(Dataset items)
** START **

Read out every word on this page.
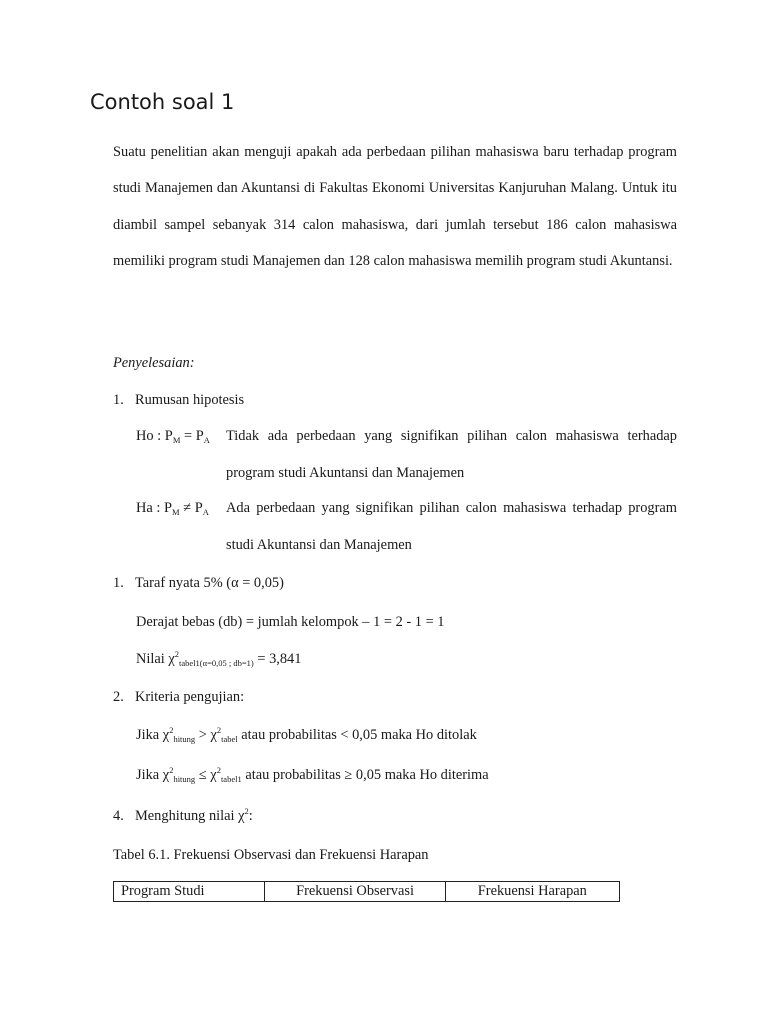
Contoh soal 1

Suatu penelitian akan menguji apakah ada perbedaan pilihan mahasiswa baru terhadap program studi Manajemen dan Akuntansi di Fakultas Ekonomi Universitas Kanjuruhan Malang. Untuk itu diambil sampel sebanyak 314 calon mahasiswa, dari jumlah tersebut 186 calon mahasiswa memiliki program studi Manajemen dan 128 calon mahasiswa memilih program studi Akuntansi.

Penyelesaian:
1. Rumusan hipotesis
Ho : $P_M = P_A$ Tidak ada perbedaan yang signifikan pilihan calon mahasiswa terhadap program studi Akuntansi dan Manajemen
Ha : $P_M \ne P_A$ Ada perbedaan yang signifikan pilihan calon mahasiswa terhadap program studi Akuntansi dan Manajemen
1. Taraf nyata 5% (α = 0,05)
Derajat bebas (db) = jumlah kelompok – 1 = 2 - 1 = 1
Nilai $\chi^2_{tabel1(\alpha=0,05 ; db=1)} = 3,841$
2. Kriteria pengujian:
Jika $\chi^2_{hitung} > \chi^2_{tabel}$ atau probabilitas < 0,05 maka Ho ditolak
Jika $\chi^2_{hitung} \le \chi^2_{tabel1}$ atau probabilitas ≥ 0,05 maka Ho diterima
4. Menghitung nilai $\chi^2$:
Tabel 6.1. Frekuensi Observasi dan Frekuensi Harapan
Program Studi	Frekuensi Observasi	Frekuensi Harapan
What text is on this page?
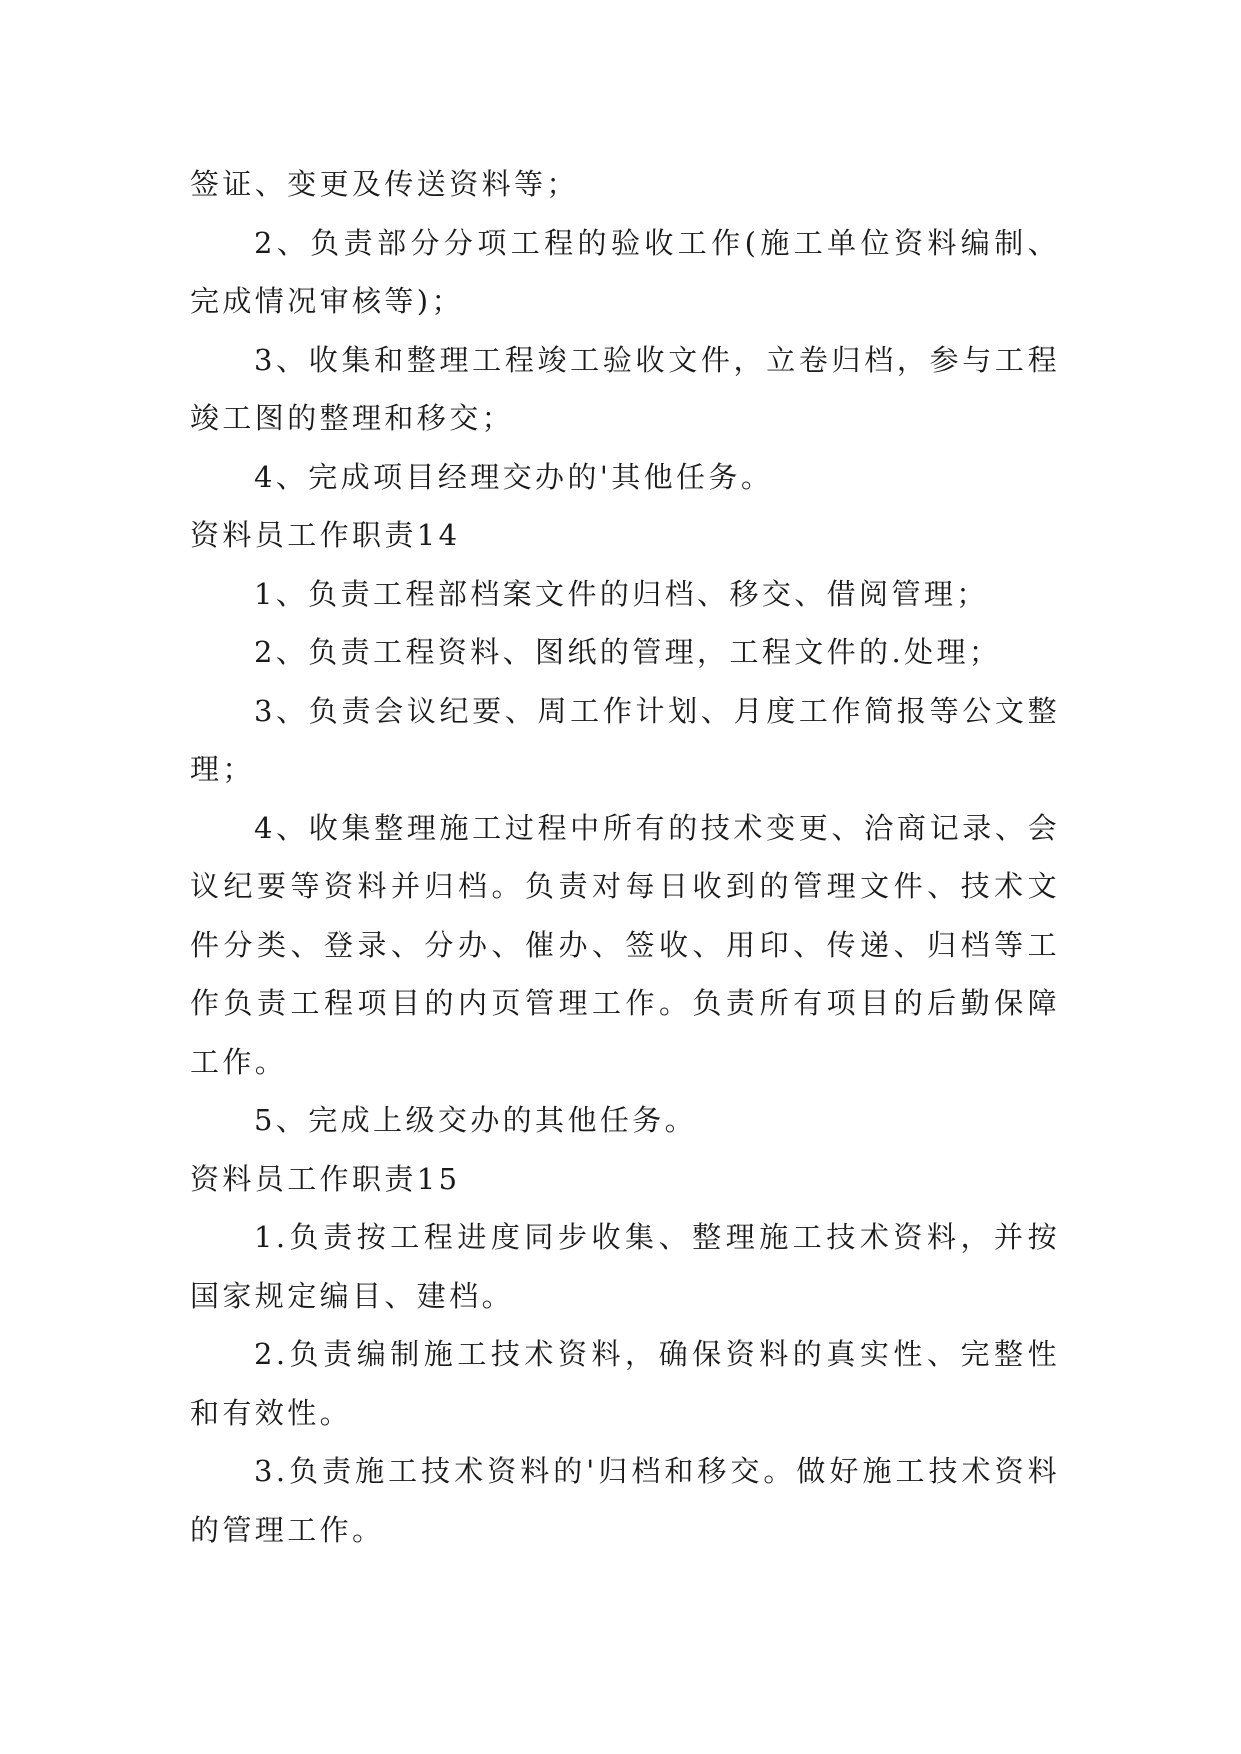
签证、变更及传送资料等；

2、负责部分分项工程的验收工作(施工单位资料编制、完成情况审核等)；

3、收集和整理工程竣工验收文件，立卷归档，参与工程竣工图的整理和移交；

4、完成项目经理交办的'其他任务。

资料员工作职责14

1、负责工程部档案文件的归档、移交、借阅管理；

2、负责工程资料、图纸的管理，工程文件的.处理；

3、负责会议纪要、周工作计划、月度工作简报等公文整理；

4、收集整理施工过程中所有的技术变更、洽商记录、会议纪要等资料并归档。负责对每日收到的管理文件、技术文件分类、登录、分办、催办、签收、用印、传递、归档等工作负责工程项目的内页管理工作。负责所有项目的后勤保障工作。

5、完成上级交办的其他任务。

资料员工作职责15

1.负责按工程进度同步收集、整理施工技术资料，并按国家规定编目、建档。

2.负责编制施工技术资料，确保资料的真实性、完整性和有效性。

3.负责施工技术资料的'归档和移交。做好施工技术资料的管理工作。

** END **

What the task asks | Go through the entries above and output them exactly, without pictures.

Answer to this exercise |
Read out every word on this page.
Contoh soal 1

Suatu penelitian akan menguji apakah ada perbedaan pilihan mahasiswa baru terhadap program studi Manajemen dan Akuntansi di Fakultas Ekonomi Universitas Kanjuruhan Malang. Untuk itu diambil sampel sebanyak 314 calon mahasiswa, dari jumlah tersebut 186 calon mahasiswa memiliki program studi Manajemen dan 128 calon mahasiswa memilih program studi Akuntansi.

Penyelesaian:
1. Rumusan hipotesis
Ho : $P_M = P_A$ Tidak ada perbedaan yang signifikan pilihan calon mahasiswa terhadap program studi Akuntansi dan Manajemen
Ha : $P_M \ne P_A$ Ada perbedaan yang signifikan pilihan calon mahasiswa terhadap program studi Akuntansi dan Manajemen
1. Taraf nyata 5% (α = 0,05)
Derajat bebas (db) = jumlah kelompok – 1 = 2 - 1 = 1
Nilai $\chi^2_{tabel1(\alpha=0,05 ; db=1)} = 3,841$
2. Kriteria pengujian:
Jika $\chi^2_{hitung} > \chi^2_{tabel}$ atau probabilitas < 0,05 maka Ho ditolak
Jika $\chi^2_{hitung} \le \chi^2_{tabel1}$ atau probabilitas ≥ 0,05 maka Ho diterima
4. Menghitung nilai $\chi^2$:
Tabel 6.1. Frekuensi Observasi dan Frekuensi Harapan
Program Studi	Frekuensi Observasi	Frekuensi Harapan
What text is on this page?
签证、变更及传送资料等；

2、负责部分分项工程的验收工作(施工单位资料编制、完成情况审核等)；

3、收集和整理工程竣工验收文件，立卷归档，参与工程竣工图的整理和移交；

4、完成项目经理交办的'其他任务。

资料员工作职责14

1、负责工程部档案文件的归档、移交、借阅管理；

2、负责工程资料、图纸的管理，工程文件的.处理；

3、负责会议纪要、周工作计划、月度工作简报等公文整理；

4、收集整理施工过程中所有的技术变更、洽商记录、会议纪要等资料并归档。负责对每日收到的管理文件、技术文件分类、登录、分办、催办、签收、用印、传递、归档等工作负责工程项目的内页管理工作。负责所有项目的后勤保障工作。

5、完成上级交办的其他任务。

资料员工作职责15

1.负责按工程进度同步收集、整理施工技术资料，并按国家规定编目、建档。

2.负责编制施工技术资料，确保资料的真实性、完整性和有效性。

3.负责施工技术资料的'归档和移交。做好施工技术资料的管理工作。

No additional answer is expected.